I want to test a class with unit tests to ensure that it will work correctly in all kinds of circumstances. The class should generate unique results regardless of where (physical machine, vm, container,...) the class is running. It should even generate unique results if run multiple times in the same environment in parallel.
The problem is. The class is static and it's using a DateTime.Now call. If I would make the class non-static and use the TimeProvider struct it would all be nice and testable but... before you start, here is the catch
namespace My.Utils;
using System.Runtime.CompilerServices;
using System.Runtime.InteropServices;
using System.Runtime.Intrinsics;
using System.Security.Cryptography;
using System.Threading;
/// <summary>
/// <see cref="SequentialGuid" /> generates instances of <see cref="Guid" /> that are in ascending order.
/// </summary>
/// <remarks>
/// It is both unique and ordered.
/// </remarks>
public static class SequentialGuid
{
private const uint GuidVersion8 = 0x8000;
private const uint GuidVersion7 = 0x7000;
private const uint Variant = 0x80000000;
private const uint VariantMask = 0xC0000000;
private const uint SequenceRollover = 0x1000;
private static readonly MapperAb EmptyMapperAb = new();
private static readonly MapperCd BaseMapperCd;
private static readonly uint C;
private static long _lastMilliseconds;
private static uint _sequence;
private static SpinLock _spinLock;
static SequentialGuid()
{
_spinLock = new SpinLock(false);
int rnd = RandomNumberGenerator.GetInt32(int.MaxValue);
rnd ^= Environment.MachineName.GetHashCode();
BaseMapperCd.C = (uint)rnd;
BaseMapperCd.C &= ~VariantMask;
BaseMapperCd.C |= Variant;
BaseMapperCd.D = (uint)(Environment.ProcessId ^ rnd);
C = (uint)rnd;
C &= ~VariantMask;
C |= Variant;
}
public static Guid CreateVersion7()
{
return CreateVersion7(DateTimeOffset.UtcNow);
}
public static Guid CreateVersion7(in DateTimeOffset timestamp)

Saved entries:
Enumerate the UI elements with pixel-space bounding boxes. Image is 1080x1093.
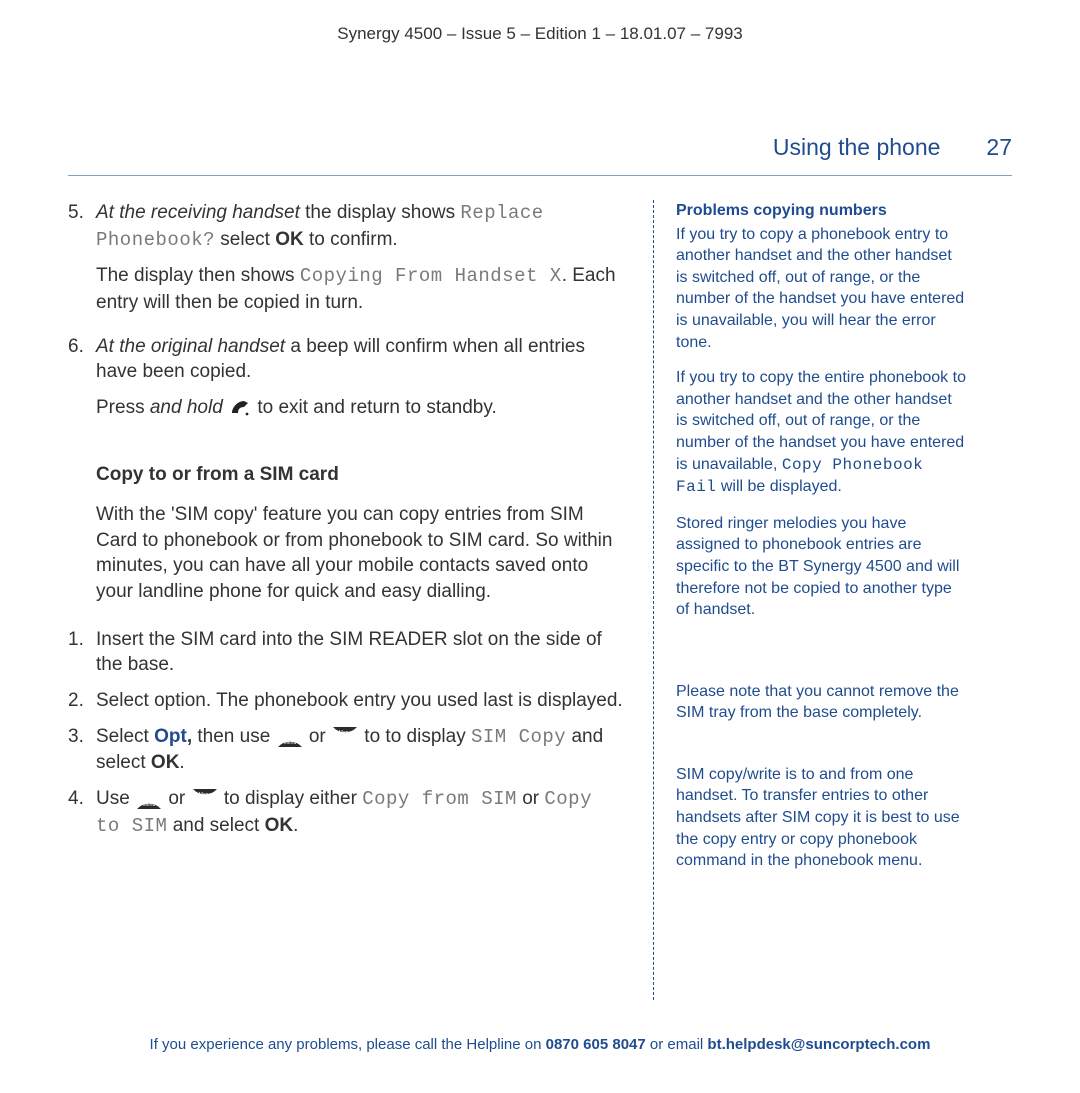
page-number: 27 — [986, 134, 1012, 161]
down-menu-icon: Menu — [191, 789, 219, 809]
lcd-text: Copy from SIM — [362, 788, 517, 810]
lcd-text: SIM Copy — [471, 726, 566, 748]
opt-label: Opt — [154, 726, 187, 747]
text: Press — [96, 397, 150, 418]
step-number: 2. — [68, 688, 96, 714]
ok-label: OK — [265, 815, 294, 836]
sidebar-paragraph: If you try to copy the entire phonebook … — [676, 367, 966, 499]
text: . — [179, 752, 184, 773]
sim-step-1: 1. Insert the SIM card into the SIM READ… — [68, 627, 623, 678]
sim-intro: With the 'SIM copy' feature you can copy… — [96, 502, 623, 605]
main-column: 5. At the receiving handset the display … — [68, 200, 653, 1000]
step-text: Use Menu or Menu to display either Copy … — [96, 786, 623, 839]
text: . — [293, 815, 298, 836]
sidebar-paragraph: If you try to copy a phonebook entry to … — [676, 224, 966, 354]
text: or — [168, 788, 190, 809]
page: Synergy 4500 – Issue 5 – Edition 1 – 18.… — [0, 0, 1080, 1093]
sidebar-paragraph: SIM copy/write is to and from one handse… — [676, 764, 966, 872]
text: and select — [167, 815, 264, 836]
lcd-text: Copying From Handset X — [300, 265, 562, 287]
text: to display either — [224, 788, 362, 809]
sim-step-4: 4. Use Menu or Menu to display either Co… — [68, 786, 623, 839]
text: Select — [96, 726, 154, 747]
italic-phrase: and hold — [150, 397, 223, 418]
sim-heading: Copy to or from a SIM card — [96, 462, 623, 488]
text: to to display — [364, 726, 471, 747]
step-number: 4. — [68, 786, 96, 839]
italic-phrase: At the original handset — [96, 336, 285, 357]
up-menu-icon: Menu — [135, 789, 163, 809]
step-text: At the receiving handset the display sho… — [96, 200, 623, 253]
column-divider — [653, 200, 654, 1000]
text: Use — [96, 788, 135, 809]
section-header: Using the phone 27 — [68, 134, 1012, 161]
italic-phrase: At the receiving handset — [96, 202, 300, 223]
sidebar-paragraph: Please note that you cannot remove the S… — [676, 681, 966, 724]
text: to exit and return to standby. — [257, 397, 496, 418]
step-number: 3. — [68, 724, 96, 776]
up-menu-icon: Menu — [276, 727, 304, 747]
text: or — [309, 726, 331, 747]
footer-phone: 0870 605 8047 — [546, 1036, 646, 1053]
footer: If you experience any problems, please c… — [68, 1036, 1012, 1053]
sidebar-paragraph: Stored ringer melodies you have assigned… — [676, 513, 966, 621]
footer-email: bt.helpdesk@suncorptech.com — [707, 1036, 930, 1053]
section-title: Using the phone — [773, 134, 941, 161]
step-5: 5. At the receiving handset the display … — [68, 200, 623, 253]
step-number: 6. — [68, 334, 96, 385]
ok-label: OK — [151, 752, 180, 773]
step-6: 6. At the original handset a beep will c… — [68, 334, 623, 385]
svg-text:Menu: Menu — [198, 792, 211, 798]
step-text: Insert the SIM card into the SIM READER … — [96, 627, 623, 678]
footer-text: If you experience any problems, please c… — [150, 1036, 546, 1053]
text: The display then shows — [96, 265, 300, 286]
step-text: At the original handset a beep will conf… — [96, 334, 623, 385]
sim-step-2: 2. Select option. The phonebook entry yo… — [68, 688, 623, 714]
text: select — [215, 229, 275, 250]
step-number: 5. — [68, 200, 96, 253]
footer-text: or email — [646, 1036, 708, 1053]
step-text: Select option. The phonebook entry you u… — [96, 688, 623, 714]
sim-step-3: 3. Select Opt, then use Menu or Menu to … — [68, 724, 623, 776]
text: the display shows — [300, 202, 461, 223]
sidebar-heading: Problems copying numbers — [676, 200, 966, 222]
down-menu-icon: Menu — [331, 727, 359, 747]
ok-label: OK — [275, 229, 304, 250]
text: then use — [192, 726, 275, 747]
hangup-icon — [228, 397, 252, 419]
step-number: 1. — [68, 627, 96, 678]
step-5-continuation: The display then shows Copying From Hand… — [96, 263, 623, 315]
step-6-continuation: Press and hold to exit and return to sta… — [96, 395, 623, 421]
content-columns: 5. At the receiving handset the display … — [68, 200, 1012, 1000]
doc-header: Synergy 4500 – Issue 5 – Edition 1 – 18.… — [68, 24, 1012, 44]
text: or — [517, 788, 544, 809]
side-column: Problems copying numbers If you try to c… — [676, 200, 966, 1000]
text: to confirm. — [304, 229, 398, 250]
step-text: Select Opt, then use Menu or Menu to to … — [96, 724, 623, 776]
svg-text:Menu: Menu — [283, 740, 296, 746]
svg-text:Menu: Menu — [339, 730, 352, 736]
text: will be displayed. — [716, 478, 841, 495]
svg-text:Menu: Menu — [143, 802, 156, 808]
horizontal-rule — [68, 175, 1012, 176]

* * *

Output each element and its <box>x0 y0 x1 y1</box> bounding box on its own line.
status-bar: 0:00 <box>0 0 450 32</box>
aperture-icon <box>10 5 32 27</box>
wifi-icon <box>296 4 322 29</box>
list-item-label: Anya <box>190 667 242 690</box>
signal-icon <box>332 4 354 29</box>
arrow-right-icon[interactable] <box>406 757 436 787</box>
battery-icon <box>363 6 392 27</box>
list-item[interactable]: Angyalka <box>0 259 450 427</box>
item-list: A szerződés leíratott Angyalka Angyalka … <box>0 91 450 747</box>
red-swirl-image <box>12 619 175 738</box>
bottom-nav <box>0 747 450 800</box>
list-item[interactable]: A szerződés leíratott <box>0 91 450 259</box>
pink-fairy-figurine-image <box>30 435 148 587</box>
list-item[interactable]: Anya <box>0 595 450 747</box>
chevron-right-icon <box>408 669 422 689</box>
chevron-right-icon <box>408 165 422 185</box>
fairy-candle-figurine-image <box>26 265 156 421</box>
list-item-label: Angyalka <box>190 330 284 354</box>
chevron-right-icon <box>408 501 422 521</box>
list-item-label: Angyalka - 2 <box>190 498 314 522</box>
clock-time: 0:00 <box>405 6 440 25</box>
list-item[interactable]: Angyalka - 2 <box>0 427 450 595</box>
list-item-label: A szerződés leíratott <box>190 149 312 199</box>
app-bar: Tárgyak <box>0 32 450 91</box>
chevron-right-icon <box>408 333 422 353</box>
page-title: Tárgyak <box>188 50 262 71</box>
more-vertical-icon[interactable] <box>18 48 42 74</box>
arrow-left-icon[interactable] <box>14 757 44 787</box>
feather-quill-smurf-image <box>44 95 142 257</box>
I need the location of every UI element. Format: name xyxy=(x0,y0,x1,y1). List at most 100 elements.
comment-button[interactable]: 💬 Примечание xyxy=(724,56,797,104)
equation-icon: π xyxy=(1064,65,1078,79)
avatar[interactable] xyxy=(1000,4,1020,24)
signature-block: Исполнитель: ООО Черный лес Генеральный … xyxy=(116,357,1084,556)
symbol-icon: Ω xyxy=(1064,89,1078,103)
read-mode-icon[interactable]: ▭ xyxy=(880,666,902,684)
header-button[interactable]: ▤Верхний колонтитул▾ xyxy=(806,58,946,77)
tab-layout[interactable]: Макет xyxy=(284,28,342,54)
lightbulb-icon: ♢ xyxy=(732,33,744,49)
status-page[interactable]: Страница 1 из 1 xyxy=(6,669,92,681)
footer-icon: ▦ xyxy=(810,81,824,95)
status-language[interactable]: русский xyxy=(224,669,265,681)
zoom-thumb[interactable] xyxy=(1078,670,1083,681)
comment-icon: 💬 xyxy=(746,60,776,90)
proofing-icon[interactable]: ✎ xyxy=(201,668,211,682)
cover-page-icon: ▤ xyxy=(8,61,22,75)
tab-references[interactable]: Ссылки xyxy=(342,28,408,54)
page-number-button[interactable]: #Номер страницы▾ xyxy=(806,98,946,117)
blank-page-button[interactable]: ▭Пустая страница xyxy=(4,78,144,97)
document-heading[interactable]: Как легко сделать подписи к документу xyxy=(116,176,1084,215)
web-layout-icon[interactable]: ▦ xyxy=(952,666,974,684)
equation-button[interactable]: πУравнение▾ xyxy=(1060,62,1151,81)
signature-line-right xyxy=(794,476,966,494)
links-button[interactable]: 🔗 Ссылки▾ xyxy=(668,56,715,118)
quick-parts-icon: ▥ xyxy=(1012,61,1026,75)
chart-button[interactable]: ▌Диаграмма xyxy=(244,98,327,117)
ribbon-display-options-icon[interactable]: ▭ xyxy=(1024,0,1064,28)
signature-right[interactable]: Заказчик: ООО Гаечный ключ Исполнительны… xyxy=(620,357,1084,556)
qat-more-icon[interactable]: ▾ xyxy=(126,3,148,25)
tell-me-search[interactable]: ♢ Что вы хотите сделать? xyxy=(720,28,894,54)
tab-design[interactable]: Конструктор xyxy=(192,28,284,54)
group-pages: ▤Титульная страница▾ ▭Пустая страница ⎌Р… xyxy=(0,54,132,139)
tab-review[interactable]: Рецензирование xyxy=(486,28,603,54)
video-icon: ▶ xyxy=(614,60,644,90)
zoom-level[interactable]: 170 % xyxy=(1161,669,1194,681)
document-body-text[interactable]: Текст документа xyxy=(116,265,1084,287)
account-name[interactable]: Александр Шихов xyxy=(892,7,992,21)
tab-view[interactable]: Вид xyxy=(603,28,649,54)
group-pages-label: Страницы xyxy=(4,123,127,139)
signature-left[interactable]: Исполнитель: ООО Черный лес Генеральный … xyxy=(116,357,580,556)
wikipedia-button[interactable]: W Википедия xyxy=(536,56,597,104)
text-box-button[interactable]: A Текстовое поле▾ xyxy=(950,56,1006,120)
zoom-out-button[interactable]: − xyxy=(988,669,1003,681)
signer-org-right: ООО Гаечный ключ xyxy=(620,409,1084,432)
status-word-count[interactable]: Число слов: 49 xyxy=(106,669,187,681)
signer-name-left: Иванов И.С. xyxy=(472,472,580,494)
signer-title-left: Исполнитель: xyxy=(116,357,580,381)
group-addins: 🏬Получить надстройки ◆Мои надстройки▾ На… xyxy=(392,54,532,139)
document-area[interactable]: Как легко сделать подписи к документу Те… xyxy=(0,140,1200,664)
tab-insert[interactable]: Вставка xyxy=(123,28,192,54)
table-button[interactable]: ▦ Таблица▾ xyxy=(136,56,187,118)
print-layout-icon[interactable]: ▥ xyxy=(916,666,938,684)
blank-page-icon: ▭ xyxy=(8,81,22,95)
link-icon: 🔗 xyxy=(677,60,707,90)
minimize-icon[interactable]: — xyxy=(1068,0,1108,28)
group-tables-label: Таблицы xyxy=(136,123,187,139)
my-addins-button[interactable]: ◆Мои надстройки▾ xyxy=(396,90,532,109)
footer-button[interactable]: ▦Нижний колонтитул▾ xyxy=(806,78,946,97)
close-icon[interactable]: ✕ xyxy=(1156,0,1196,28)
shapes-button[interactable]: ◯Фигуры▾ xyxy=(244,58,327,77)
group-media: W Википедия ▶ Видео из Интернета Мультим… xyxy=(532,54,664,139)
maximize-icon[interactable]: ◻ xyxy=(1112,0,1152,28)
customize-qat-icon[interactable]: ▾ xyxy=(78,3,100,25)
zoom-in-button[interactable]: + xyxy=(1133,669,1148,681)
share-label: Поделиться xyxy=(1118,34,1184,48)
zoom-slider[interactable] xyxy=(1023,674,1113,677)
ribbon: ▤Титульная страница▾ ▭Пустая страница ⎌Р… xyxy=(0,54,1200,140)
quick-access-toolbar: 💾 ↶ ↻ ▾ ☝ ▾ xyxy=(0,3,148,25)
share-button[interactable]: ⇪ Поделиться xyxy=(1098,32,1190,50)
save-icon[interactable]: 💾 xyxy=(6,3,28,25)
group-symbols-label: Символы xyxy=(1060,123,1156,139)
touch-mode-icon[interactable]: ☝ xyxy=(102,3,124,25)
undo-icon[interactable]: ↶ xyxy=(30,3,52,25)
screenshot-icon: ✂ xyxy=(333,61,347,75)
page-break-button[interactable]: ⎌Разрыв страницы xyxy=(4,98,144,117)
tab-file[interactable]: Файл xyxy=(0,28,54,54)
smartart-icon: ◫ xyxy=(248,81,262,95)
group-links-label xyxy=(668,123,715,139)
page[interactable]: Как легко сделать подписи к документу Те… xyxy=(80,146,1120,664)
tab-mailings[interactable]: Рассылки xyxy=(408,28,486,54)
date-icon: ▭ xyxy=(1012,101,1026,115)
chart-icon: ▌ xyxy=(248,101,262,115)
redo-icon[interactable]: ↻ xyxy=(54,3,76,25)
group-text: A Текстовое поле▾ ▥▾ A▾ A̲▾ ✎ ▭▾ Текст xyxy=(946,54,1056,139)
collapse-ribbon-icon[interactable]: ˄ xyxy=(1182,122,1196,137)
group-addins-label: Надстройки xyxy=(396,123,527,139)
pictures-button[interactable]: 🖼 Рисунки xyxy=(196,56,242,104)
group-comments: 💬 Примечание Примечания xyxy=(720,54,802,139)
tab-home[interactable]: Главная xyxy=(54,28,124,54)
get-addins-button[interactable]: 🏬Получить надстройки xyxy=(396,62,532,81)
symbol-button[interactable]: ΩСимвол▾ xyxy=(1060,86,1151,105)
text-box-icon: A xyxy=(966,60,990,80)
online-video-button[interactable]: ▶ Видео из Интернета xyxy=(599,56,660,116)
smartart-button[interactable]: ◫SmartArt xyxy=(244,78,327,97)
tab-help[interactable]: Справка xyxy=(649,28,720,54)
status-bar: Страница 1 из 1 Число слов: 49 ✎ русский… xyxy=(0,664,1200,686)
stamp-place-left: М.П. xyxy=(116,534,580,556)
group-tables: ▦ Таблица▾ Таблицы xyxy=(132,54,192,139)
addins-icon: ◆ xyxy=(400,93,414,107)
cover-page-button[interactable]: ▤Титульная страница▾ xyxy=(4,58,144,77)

--

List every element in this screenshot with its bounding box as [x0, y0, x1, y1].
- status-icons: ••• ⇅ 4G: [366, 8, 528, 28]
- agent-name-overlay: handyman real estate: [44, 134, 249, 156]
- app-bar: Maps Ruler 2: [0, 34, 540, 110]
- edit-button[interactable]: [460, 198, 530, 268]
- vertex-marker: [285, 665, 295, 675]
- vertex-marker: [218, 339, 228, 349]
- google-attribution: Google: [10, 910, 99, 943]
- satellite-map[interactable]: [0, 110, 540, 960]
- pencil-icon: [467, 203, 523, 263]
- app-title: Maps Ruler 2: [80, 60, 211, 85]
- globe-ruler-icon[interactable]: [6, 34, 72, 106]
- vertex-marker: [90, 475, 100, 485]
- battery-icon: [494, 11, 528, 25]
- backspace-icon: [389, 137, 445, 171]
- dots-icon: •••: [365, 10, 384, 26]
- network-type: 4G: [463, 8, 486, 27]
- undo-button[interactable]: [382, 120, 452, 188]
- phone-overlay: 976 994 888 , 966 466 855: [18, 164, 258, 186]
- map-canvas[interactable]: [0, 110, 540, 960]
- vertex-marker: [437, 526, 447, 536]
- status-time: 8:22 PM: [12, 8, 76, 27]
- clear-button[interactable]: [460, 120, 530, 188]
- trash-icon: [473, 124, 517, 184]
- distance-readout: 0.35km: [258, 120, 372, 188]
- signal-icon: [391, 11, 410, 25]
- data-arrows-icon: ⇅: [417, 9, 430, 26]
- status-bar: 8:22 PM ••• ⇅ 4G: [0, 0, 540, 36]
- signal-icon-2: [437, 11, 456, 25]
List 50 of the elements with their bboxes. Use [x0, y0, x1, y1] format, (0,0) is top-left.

EXERCISE TASK 1:
Reproduce the post about testing the SequentialGuid class word for word, from "I want to test" up to and including "environment in parallel.".
EXERCISE TASK 2:
Answer these questions about the SequentialGuid post:
(a) Which call does the poster say the static class uses?
(b) What value is assigned to the constant GuidVersion7?
(c) In the static constructor, what is rnd combined with by XOR on the line right after it is generated?
EXERCISE TASK 3:
Go on with the SequentialGuid post, starting after its final line.

FINAL ANSWER 1:
I want to test a class with unit tests to ensure that it will work correctly in all kinds of circumstances. The class should generate unique results regardless of where (physical machine, vm, container,...) the class is running. It should even generate unique results if run multiple times in the same environment in parallel.

FINAL ANSWER 2:
(a) DateTime.Now
(b) 0x7000
(c) Environment.MachineName.GetHashCode()

FINAL ANSWER 3:
{
var mapperAb = EmptyMapperAb;
GetTicksAndSequence(timestamp, ref mapperAb);
mapperAb.B |= GuidVersion7;
var d = (uint)RandomNumberGenerator.GetInt32(int.MaxValue);
Vector128<byte> vec = Vector128.Create(mapperAb.A, mapperAb.B, C, d).AsByte();
if (BitConverter.IsLittleEndian)
{
Vector128<byte> result = Vector128.Shuffle(vec, Vector128.Create((byte)0, 1, 2, 3, 6, 7, 4, 5, 11, 10, 9, 8, 15, 14, 13, 12));
return Unsafe.As<Vector128<byte>, Guid>(ref result);
}
return Unsafe.As<Vector128<byte>, Guid>(ref vec);
}
public static Guid CreateVersion8()
{
return CreateVersion8(DateTimeOffset.UtcNow);
}
public static Guid CreateVersion8(in DateTimeOffset timestamp)
{
var mapperAb = EmptyMapperAb;
GetTicksAndSequence(timestamp, ref mapperAb);
mapperAb.B |= GuidVersion8;
Vector128<byte> vec = Vector128.Create(mapperAb.A, mapperAb.B, BaseMapperCd.C, BaseMapperCd.D).AsByte();
if (BitConverter.IsLittleEndian)
{
Vector128<byte> result = Vector128.Shuffle(vec, Vector128.Create((byte)0, 1, 2, 3, 6, 7, 4, 5, 11, 10, 9, 8, 15, 14, 13, 12));
return Unsafe.As<Vector128<byte>, Guid>(ref result);
}
return Unsafe.As<Vector128<byte>, Guid>(ref vec);
}
private static void GetTicksAndSequence(in DateTimeOffset timestamp, ref MapperAb mapperAb)
{
mapperAb.Ticks = timestamp.ToUnixTimeMilliseconds();
ArgumentOutOfRangeException.ThrowIfNegative(mapperAb.Ticks, nameof(timestamp));
var lockTaken = false;
_spinLock.Enter(ref lockTaken);
if (mapperAb.Ticks > _lastMilliseconds)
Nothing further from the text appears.